• EXERCISE INSTRUCTIONS: Give only the count of lines containing "text".

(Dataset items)
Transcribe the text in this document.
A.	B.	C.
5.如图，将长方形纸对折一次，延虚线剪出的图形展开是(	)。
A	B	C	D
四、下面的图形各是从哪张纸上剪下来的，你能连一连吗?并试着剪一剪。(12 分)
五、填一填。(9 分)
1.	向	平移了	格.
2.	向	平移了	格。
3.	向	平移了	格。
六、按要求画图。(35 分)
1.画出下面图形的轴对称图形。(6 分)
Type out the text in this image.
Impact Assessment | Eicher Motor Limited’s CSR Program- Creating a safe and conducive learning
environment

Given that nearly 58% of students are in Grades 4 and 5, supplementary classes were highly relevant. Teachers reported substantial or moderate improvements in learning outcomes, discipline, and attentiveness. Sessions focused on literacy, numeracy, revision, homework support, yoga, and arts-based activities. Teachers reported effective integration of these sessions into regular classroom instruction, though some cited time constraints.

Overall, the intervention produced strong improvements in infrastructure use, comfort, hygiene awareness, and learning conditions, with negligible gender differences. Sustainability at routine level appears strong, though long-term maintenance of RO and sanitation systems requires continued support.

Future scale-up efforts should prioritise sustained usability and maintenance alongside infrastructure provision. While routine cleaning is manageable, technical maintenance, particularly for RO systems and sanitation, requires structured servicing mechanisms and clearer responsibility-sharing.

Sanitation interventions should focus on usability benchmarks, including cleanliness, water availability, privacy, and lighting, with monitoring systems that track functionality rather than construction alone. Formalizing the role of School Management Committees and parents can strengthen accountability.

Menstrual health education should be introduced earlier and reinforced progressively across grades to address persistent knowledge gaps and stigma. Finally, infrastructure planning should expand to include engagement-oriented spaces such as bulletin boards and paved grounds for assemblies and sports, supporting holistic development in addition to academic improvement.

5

• SOLUTION TO THIS TASK: 2